##### Records to use #####

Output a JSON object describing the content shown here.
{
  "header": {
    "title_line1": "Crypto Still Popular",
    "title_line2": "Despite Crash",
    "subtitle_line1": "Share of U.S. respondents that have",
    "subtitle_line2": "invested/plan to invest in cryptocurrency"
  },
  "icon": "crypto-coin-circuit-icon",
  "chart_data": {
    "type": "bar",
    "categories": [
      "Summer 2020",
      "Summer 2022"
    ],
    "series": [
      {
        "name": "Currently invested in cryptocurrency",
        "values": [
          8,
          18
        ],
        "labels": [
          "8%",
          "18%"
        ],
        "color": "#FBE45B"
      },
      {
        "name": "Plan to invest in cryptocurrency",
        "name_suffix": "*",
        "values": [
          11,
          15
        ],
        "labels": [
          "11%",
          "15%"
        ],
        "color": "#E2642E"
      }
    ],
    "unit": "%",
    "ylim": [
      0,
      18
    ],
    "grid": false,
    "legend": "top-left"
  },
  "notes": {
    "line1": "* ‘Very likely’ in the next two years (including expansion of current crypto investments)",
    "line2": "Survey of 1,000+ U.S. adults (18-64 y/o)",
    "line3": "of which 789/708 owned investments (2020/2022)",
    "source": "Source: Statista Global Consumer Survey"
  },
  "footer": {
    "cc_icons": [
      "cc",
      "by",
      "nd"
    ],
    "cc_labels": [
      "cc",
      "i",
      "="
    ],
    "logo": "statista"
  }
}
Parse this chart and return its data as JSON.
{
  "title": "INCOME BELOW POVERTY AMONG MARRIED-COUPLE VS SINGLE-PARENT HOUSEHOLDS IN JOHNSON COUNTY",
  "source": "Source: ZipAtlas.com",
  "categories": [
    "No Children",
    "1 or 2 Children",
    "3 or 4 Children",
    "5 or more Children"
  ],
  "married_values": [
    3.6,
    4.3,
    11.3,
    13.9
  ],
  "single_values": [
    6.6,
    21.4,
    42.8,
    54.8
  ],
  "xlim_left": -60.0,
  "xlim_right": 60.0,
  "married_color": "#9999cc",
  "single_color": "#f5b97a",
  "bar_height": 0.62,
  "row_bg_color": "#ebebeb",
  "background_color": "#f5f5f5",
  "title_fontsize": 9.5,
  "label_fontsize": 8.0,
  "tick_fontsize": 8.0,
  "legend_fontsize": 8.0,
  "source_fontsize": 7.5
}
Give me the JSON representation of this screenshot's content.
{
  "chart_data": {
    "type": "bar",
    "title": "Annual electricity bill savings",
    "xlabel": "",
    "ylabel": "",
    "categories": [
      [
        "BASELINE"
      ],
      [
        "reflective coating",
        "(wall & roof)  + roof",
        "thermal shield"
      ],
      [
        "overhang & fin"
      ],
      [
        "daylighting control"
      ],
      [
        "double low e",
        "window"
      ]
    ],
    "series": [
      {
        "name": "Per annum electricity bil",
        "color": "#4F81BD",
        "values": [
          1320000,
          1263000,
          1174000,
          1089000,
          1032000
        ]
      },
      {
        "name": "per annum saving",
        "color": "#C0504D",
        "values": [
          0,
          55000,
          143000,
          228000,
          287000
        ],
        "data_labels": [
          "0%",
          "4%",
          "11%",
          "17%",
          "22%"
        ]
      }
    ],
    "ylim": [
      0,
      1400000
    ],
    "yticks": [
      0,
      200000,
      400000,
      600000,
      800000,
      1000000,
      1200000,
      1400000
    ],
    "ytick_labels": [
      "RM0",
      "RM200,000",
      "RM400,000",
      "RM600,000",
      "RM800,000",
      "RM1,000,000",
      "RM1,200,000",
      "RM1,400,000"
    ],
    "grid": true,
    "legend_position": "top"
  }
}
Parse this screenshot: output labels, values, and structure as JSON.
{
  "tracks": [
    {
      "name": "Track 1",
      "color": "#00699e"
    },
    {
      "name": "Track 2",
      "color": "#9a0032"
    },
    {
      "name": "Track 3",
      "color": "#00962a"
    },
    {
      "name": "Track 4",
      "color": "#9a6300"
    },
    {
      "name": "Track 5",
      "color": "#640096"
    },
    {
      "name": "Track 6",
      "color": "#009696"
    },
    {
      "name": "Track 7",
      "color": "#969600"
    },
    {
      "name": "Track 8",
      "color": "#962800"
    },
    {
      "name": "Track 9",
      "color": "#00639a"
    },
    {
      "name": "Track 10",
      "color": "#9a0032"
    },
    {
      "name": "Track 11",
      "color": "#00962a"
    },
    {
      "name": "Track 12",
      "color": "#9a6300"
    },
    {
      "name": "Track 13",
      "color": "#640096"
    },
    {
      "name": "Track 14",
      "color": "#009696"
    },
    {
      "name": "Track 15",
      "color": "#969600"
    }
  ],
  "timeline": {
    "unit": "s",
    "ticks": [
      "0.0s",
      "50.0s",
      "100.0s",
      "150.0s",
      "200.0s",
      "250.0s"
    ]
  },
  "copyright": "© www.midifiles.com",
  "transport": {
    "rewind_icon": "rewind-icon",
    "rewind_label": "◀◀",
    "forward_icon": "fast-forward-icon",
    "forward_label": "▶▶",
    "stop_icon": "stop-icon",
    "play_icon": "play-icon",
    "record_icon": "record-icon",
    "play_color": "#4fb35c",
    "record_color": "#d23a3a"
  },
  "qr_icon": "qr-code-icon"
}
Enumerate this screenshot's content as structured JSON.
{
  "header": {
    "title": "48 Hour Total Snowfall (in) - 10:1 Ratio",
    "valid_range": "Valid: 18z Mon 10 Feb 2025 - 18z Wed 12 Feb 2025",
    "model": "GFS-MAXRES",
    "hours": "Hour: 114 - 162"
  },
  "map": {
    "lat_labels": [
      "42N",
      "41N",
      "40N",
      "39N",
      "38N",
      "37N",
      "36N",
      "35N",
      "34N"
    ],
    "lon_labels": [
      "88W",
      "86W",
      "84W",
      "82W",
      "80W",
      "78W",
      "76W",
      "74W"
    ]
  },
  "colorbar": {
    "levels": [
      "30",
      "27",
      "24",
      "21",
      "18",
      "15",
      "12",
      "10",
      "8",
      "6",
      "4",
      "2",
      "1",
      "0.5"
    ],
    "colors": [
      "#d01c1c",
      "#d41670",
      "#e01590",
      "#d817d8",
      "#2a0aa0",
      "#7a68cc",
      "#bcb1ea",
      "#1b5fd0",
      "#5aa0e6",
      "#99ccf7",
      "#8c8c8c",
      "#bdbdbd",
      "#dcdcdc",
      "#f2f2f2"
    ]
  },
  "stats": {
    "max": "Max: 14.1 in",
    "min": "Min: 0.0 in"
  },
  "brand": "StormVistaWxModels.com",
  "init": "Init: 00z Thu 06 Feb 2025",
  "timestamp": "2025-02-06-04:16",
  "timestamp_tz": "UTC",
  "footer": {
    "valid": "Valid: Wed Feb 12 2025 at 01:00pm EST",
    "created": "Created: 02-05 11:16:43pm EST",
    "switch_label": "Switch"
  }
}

#####

● **Challenge**: Reproduce the data in its entirety, matching each character.

● **Solution**:
Output a JSON object describing the content shown here.
{
  "header": {
    "title_line1": "Crypto Still Popular",
    "title_line2": "Despite Crash",
    "subtitle_line1": "Share of U.S. respondents that have",
    "subtitle_line2": "invested/plan to invest in cryptocurrency"
  },
  "icon": "crypto-coin-circuit-icon",
  "chart_data": {
    "type": "bar",
    "categories": [
      "Summer 2020",
      "Summer 2022"
    ],
    "series": [
      {
        "name": "Currently invested in cryptocurrency",
        "values": [
          8,
          18
        ],
        "labels": [
          "8%",
          "18%"
        ],
        "color": "#FBE45B"
      },
      {
        "name": "Plan to invest in cryptocurrency",
        "name_suffix": "*",
        "values": [
          11,
          15
        ],
        "labels": [
          "11%",
          "15%"
        ],
        "color": "#E2642E"
      }
    ],
    "unit": "%",
    "ylim": [
      0,
      18
    ],
    "grid": false,
    "legend": "top-left"
  },
  "notes": {
    "line1": "* ‘Very likely’ in the next two years (including expansion of current crypto investments)",
    "line2": "Survey of 1,000+ U.S. adults (18-64 y/o)",
    "line3": "of which 789/708 owned investments (2020/2022)",
    "source": "Source: Statista Global Consumer Survey"
  },
  "footer": {
    "cc_icons": [
      "cc",
      "by",
      "nd"
    ],
    "cc_labels": [
      "cc",
      "i",
      "="
    ],
    "logo": "statista"
  }
}
Parse this chart and return its data as JSON.
{
  "title": "INCOME BELOW POVERTY AMONG MARRIED-COUPLE VS SINGLE-PARENT HOUSEHOLDS IN JOHNSON COUNTY",
  "source": "Source: ZipAtlas.com",
  "categories": [
    "No Children",
    "1 or 2 Children",
    "3 or 4 Children",
    "5 or more Children"
  ],
  "married_values": [
    3.6,
    4.3,
    11.3,
    13.9
  ],
  "single_values": [
    6.6,
    21.4,
    42.8,
    54.8
  ],
  "xlim_left": -60.0,
  "xlim_right": 60.0,
  "married_color": "#9999cc",
  "single_color": "#f5b97a",
  "bar_height": 0.62,
  "row_bg_color": "#ebebeb",
  "background_color": "#f5f5f5",
  "title_fontsize": 9.5,
  "label_fontsize": 8.0,
  "tick_fontsize": 8.0,
  "legend_fontsize": 8.0,
  "source_fontsize": 7.5
}
Give me the JSON representation of this screenshot's content.
{
  "chart_data": {
    "type": "bar",
    "title": "Annual electricity bill savings",
    "xlabel": "",
    "ylabel": "",
    "categories": [
      [
        "BASELINE"
      ],
      [
        "reflective coating",
        "(wall & roof)  + roof",
        "thermal shield"
      ],
      [
        "overhang & fin"
      ],
      [
        "daylighting control"
      ],
      [
        "double low e",
        "window"
      ]
    ],
    "series": [
      {
        "name": "Per annum electricity bil",
        "color": "#4F81BD",
        "values": [
          1320000,
          1263000,
          1174000,
          1089000,
          1032000
        ]
      },
      {
        "name": "per annum saving",
        "color": "#C0504D",
        "values": [
          0,
          55000,
          143000,
          228000,
          287000
        ],
        "data_labels": [
          "0%",
          "4%",
          "11%",
          "17%",
          "22%"
        ]
      }
    ],
    "ylim": [
      0,
      1400000
    ],
    "yticks": [
      0,
      200000,
      400000,
      600000,
      800000,
      1000000,
      1200000,
      1400000
    ],
    "ytick_labels": [
      "RM0",
      "RM200,000",
      "RM400,000",
      "RM600,000",
      "RM800,000",
      "RM1,000,000",
      "RM1,200,000",
      "RM1,400,000"
    ],
    "grid": true,
    "legend_position": "top"
  }
}
Parse this screenshot: output labels, values, and structure as JSON.
{
  "tracks": [
    {
      "name": "Track 1",
      "color": "#00699e"
    },
    {
      "name": "Track 2",
      "color": "#9a0032"
    },
    {
      "name": "Track 3",
      "color": "#00962a"
    },
    {
      "name": "Track 4",
      "color": "#9a6300"
    },
    {
      "name": "Track 5",
      "color": "#640096"
    },
    {
      "name": "Track 6",
      "color": "#009696"
    },
    {
      "name": "Track 7",
      "color": "#969600"
    },
    {
      "name": "Track 8",
      "color": "#962800"
    },
    {
      "name": "Track 9",
      "color": "#00639a"
    },
    {
      "name": "Track 10",
      "color": "#9a0032"
    },
    {
      "name": "Track 11",
      "color": "#00962a"
    },
    {
      "name": "Track 12",
      "color": "#9a6300"
    },
    {
      "name": "Track 13",
      "color": "#640096"
    },
    {
      "name": "Track 14",
      "color": "#009696"
    },
    {
      "name": "Track 15",
      "color": "#969600"
    }
  ],
  "timeline": {
    "unit": "s",
    "ticks": [
      "0.0s",
      "50.0s",
      "100.0s",
      "150.0s",
      "200.0s",
      "250.0s"
    ]
  },
  "copyright": "© www.midifiles.com",
  "transport": {
    "rewind_icon": "rewind-icon",
    "rewind_label": "◀◀",
    "forward_icon": "fast-forward-icon",
    "forward_label": "▶▶",
    "stop_icon": "stop-icon",
    "play_icon": "play-icon",
    "record_icon": "record-icon",
    "play_color": "#4fb35c",
    "record_color": "#d23a3a"
  },
  "qr_icon": "qr-code-icon"
}
Enumerate this screenshot's content as structured JSON.
{
  "header": {
    "title": "48 Hour Total Snowfall (in) - 10:1 Ratio",
    "valid_range": "Valid: 18z Mon 10 Feb 2025 - 18z Wed 12 Feb 2025",
    "model": "GFS-MAXRES",
    "hours": "Hour: 114 - 162"
  },
  "map": {
    "lat_labels": [
      "42N",
      "41N",
      "40N",
      "39N",
      "38N",
      "37N",
      "36N",
      "35N",
      "34N"
    ],
    "lon_labels": [
      "88W",
      "86W",
      "84W",
      "82W",
      "80W",
      "78W",
      "76W",
      "74W"
    ]
  },
  "colorbar": {
    "levels": [
      "30",
      "27",
      "24",
      "21",
      "18",
      "15",
      "12",
      "10",
      "8",
      "6",
      "4",
      "2",
      "1",
      "0.5"
    ],
    "colors": [
      "#d01c1c",
      "#d41670",
      "#e01590",
      "#d817d8",
      "#2a0aa0",
      "#7a68cc",
      "#bcb1ea",
      "#1b5fd0",
      "#5aa0e6",
      "#99ccf7",
      "#8c8c8c",
      "#bdbdbd",
      "#dcdcdc",
      "#f2f2f2"
    ]
  },
  "stats": {
    "max": "Max: 14.1 in",
    "min": "Min: 0.0 in"
  },
  "brand": "StormVistaWxModels.com",
  "init": "Init: 00z Thu 06 Feb 2025",
  "timestamp": "2025-02-06-04:16",
  "timestamp_tz": "UTC",
  "footer": {
    "valid": "Valid: Wed Feb 12 2025 at 01:00pm EST",
    "created": "Created: 02-05 11:16:43pm EST",
    "switch_label": "Switch"
  }
}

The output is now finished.